══ Source records ══
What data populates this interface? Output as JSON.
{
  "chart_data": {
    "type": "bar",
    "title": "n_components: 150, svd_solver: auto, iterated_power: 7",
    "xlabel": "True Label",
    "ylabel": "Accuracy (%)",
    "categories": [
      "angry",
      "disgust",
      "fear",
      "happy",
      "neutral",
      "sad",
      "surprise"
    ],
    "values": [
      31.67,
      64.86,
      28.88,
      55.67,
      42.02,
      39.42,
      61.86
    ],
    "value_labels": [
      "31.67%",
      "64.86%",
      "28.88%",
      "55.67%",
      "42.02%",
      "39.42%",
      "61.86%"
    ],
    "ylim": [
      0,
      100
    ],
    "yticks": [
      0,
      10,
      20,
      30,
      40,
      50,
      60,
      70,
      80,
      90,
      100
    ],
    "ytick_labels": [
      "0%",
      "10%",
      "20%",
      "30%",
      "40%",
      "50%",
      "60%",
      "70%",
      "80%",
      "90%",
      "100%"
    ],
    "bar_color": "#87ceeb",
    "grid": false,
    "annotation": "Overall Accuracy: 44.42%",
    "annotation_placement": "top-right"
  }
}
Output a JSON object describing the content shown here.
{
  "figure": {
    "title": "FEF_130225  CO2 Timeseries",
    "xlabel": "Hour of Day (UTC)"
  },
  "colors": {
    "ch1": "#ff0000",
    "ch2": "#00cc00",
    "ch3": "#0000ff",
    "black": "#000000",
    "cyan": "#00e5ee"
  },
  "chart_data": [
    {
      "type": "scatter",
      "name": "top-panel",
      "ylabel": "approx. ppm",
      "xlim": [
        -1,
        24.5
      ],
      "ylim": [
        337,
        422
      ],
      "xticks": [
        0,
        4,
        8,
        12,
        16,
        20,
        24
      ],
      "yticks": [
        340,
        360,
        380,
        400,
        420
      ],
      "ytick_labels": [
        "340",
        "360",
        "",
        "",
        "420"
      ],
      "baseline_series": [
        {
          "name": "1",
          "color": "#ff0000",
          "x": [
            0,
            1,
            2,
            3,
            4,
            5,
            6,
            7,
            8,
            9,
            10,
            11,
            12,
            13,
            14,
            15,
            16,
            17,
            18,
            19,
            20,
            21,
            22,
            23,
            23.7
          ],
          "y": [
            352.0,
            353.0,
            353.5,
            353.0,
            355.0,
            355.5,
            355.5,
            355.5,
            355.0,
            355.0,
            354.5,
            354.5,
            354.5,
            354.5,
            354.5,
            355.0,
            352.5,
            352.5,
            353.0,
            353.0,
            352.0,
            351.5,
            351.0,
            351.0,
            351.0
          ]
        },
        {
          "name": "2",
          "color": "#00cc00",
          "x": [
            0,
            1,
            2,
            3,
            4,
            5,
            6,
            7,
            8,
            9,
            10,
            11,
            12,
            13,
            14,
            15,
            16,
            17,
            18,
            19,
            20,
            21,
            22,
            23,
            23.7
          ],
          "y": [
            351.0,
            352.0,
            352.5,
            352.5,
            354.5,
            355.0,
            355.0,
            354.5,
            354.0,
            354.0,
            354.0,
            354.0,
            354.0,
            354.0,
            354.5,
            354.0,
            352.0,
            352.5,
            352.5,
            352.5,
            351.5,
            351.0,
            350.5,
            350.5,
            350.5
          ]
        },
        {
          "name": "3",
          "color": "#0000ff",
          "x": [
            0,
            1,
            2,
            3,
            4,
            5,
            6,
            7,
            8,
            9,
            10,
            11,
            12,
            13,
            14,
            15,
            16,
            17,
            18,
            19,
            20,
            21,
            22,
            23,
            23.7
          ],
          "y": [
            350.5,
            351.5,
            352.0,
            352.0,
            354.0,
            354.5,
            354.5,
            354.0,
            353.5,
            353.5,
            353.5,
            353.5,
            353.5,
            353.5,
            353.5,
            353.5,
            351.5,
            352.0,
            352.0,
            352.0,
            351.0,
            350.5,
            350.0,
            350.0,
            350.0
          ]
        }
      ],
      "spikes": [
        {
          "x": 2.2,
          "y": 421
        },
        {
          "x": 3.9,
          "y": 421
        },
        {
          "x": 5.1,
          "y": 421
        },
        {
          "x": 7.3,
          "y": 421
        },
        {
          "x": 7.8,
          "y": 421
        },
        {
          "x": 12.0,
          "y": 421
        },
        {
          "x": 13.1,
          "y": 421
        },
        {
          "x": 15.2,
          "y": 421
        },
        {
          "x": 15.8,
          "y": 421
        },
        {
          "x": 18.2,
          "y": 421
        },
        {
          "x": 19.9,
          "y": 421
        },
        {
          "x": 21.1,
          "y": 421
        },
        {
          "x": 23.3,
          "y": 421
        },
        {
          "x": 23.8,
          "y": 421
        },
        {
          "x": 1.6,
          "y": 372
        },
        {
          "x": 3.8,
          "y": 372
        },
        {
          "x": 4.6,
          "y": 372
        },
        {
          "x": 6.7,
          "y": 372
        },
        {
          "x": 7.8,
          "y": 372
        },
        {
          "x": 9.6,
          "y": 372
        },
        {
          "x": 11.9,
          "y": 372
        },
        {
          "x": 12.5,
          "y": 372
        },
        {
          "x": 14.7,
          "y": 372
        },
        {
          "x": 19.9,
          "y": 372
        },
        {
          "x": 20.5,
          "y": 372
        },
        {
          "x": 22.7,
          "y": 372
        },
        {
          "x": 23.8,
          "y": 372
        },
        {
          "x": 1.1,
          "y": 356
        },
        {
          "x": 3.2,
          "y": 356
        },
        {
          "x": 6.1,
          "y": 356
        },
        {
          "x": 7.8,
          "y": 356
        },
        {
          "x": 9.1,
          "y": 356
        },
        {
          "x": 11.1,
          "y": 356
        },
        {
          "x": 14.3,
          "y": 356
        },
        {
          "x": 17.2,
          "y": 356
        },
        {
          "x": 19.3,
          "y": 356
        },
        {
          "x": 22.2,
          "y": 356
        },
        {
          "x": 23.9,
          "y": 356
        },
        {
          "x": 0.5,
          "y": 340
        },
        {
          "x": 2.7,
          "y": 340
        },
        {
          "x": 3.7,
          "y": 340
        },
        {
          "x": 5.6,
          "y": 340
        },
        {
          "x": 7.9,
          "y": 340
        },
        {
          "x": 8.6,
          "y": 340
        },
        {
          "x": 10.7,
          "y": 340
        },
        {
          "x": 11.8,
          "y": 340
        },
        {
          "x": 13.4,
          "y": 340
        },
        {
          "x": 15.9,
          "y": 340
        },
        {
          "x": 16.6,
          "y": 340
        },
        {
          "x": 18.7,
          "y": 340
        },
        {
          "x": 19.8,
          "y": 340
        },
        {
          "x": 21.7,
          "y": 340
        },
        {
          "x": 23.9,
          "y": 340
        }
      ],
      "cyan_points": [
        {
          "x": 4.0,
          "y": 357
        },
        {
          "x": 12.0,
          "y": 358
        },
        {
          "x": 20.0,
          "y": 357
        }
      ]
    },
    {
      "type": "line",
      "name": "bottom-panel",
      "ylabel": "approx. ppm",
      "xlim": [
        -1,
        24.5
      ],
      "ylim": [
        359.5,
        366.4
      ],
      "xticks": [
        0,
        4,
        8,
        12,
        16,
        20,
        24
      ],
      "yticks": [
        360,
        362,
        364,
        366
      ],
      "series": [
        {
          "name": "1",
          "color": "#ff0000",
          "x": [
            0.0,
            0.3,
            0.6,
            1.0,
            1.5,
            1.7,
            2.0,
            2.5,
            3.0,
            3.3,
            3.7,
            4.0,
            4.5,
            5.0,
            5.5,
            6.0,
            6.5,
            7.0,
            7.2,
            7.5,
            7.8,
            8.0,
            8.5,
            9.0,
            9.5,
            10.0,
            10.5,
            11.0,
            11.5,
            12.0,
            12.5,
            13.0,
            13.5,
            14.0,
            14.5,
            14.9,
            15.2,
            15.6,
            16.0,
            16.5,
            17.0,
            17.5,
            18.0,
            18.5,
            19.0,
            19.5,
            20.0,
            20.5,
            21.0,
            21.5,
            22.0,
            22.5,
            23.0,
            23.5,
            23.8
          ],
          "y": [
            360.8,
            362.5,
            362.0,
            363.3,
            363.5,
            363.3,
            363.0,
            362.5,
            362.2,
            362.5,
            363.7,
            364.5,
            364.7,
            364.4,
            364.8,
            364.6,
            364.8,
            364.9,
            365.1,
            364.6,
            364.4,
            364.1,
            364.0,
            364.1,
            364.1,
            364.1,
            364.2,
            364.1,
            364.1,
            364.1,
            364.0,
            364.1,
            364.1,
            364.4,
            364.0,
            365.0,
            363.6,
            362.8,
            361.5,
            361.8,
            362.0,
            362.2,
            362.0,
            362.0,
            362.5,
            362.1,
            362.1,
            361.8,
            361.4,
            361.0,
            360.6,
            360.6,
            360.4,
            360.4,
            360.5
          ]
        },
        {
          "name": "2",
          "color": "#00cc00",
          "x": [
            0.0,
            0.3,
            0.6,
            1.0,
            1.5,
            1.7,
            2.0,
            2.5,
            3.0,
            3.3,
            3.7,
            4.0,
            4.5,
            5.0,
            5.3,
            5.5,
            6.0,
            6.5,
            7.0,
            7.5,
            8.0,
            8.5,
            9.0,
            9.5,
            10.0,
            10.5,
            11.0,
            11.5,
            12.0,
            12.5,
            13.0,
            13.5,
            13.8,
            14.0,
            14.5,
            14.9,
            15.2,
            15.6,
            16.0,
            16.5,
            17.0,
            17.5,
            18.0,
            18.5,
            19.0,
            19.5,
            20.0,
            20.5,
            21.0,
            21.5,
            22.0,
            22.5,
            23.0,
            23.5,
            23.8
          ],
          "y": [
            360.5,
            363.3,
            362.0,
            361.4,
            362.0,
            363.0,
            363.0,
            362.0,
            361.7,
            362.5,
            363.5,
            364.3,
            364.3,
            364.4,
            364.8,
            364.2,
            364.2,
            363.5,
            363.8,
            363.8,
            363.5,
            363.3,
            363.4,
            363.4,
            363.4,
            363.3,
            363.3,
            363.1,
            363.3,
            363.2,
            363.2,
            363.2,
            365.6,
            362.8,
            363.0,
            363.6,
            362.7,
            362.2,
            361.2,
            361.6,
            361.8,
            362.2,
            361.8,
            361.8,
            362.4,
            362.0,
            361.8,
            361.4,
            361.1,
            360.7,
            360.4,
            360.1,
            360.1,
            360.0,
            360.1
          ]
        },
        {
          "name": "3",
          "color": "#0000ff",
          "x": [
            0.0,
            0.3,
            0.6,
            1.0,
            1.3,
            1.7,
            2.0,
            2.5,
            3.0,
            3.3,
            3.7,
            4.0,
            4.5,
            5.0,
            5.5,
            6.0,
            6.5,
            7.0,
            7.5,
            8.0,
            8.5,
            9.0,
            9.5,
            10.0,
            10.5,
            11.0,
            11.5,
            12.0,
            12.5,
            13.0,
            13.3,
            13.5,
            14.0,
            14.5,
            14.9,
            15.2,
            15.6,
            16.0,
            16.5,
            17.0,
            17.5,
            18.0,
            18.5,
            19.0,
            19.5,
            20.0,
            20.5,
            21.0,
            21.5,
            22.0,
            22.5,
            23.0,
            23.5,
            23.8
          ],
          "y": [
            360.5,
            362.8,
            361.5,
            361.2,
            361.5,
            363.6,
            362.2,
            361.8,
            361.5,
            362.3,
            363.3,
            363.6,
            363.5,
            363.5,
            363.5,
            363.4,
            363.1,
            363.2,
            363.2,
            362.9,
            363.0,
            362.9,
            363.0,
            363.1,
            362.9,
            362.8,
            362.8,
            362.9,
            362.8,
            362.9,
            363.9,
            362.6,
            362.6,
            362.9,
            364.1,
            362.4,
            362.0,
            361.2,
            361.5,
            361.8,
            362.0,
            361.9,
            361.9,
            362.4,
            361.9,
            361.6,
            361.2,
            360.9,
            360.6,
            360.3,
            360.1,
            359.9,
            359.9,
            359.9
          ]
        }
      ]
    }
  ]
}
═══
Problem details: Collect the lines of the records that include the string "title".

Completed task:
    "title": "n_components: 150, svd_solver: auto, iterated_power: 7",
    "title": "FEF_130225  CO2 Timeseries",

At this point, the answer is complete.